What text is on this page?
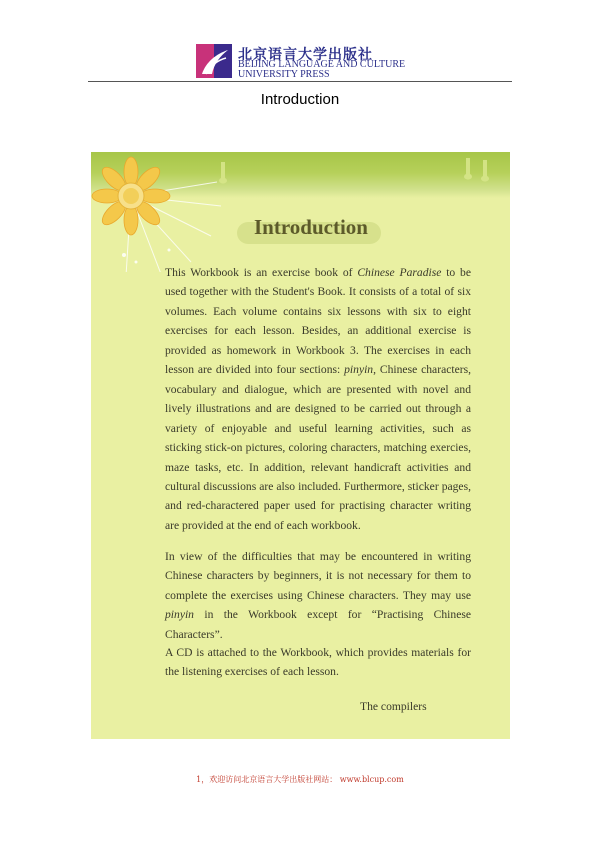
北京语言大学出版社
BEIJING LANGUAGE AND CULTURE
UNIVERSITY PRESS
Introduction
Introduction
This Workbook is an exercise book of Chinese Paradise to be used together with the Student's Book. It consists of a total of six volumes. Each volume contains six lessons with six to eight exercises for each lesson. Besides, an additional exercise is provided as homework in Workbook 3. The exercises in each lesson are divided into four sections: pinyin, Chinese characters, vocabulary and dialogue, which are presented with novel and lively illustrations and are designed to be carried out through a variety of enjoyable and useful learning activities, such as sticking stick-on pictures, coloring characters, matching exercies, maze tasks, etc. In addition, relevant handicraft activities and cultural discussions are also included. Furthermore, sticker pages, and red-charactered paper used for practising character writing are provided at the end of each workbook.
In view of the difficulties that may be encountered in writing Chinese characters by beginners, it is not necessary for them to complete the exercises using Chinese characters. They may use pinyin in the Workbook except for “Practising Chinese Characters”.
A CD is attached to the Workbook, which provides materials for the listening exercises of each lesson.
The compilers
1，欢迎访问北京语言大学出版社网站： www.blcup.com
******
What you are asked to do -
Reproduce all of the material exactly, apart from the pictures.

Output -
What text is on this page?
北京语言大学出版社
BEIJING LANGUAGE AND CULTURE
UNIVERSITY PRESS
Introduction
Introduction
This Workbook is an exercise book of Chinese Paradise to be used together with the Student's Book. It consists of a total of six volumes. Each volume contains six lessons with six to eight exercises for each lesson. Besides, an additional exercise is provided as homework in Workbook 3. The exercises in each lesson are divided into four sections: pinyin, Chinese characters, vocabulary and dialogue, which are presented with novel and lively illustrations and are designed to be carried out through a variety of enjoyable and useful learning activities, such as sticking stick-on pictures, coloring characters, matching exercies, maze tasks, etc. In addition, relevant handicraft activities and cultural discussions are also included. Furthermore, sticker pages, and red-charactered paper used for practising character writing are provided at the end of each workbook.
In view of the difficulties that may be encountered in writing Chinese characters by beginners, it is not necessary for them to complete the exercises using Chinese characters. They may use pinyin in the Workbook except for “Practising Chinese Characters”.
A CD is attached to the Workbook, which provides materials for the listening exercises of each lesson.
The compilers
1，欢迎访问北京语言大学出版社网站： www.blcup.com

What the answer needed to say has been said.